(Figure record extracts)
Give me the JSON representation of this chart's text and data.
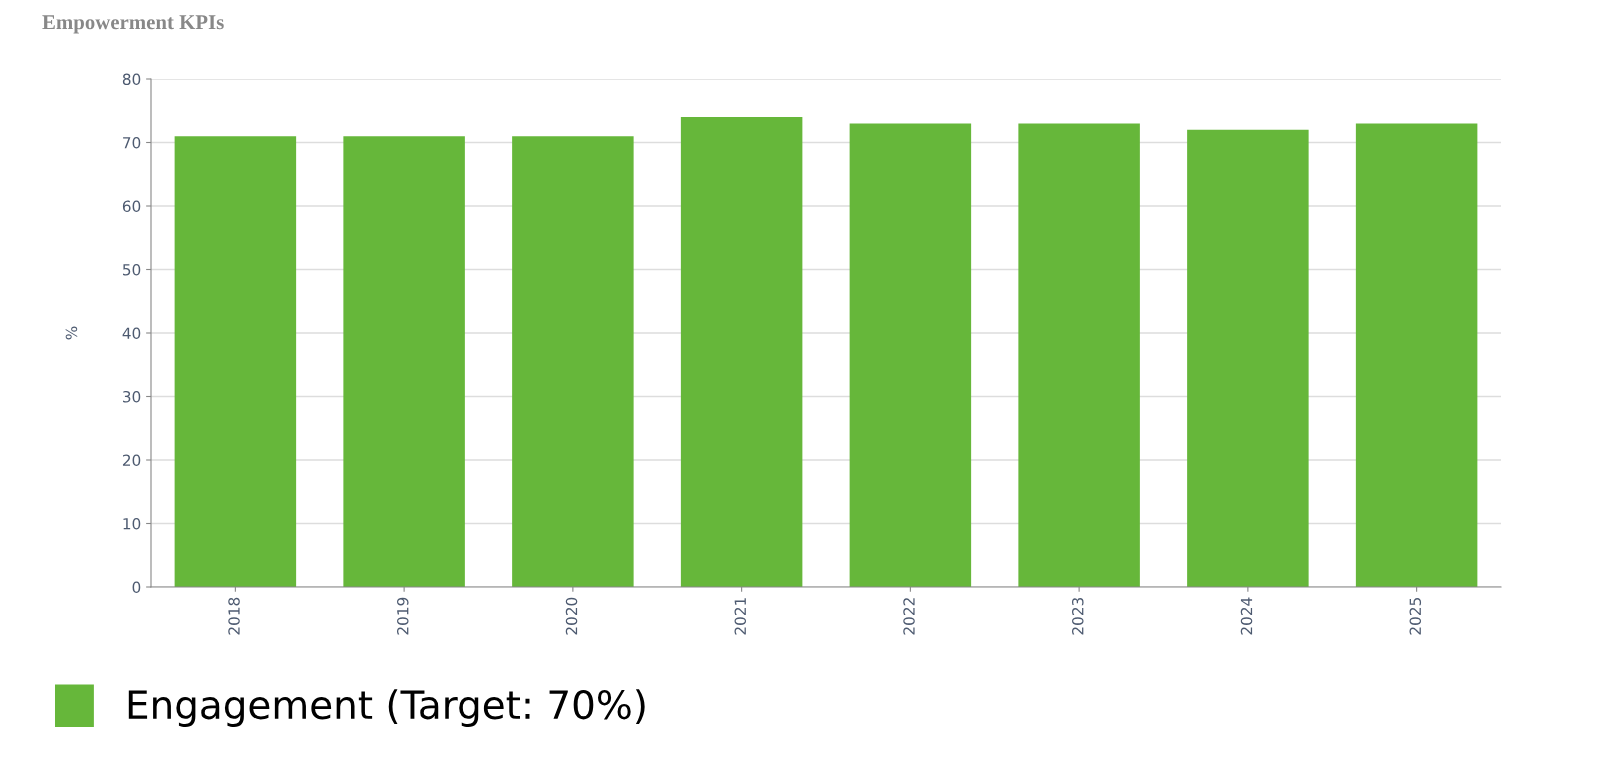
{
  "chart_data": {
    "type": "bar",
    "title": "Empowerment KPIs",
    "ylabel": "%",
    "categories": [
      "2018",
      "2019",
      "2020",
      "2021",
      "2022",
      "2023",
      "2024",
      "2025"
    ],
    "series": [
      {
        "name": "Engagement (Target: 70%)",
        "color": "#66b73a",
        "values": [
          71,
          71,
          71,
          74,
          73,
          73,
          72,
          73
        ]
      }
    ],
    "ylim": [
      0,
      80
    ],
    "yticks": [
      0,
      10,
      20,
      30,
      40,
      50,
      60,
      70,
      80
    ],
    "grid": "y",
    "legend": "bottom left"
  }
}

JOB
All the records above need to be given again word for word. Skip the pictures.

SOLUTION FOR THIS EXERCISE
Give me the JSON representation of this chart's text and data.
{
  "chart_data": {
    "type": "bar",
    "title": "Empowerment KPIs",
    "ylabel": "%",
    "categories": [
      "2018",
      "2019",
      "2020",
      "2021",
      "2022",
      "2023",
      "2024",
      "2025"
    ],
    "series": [
      {
        "name": "Engagement (Target: 70%)",
        "color": "#66b73a",
        "values": [
          71,
          71,
          71,
          74,
          73,
          73,
          72,
          73
        ]
      }
    ],
    "ylim": [
      0,
      80
    ],
    "yticks": [
      0,
      10,
      20,
      30,
      40,
      50,
      60,
      70,
      80
    ],
    "grid": "y",
    "legend": "bottom left"
  }
}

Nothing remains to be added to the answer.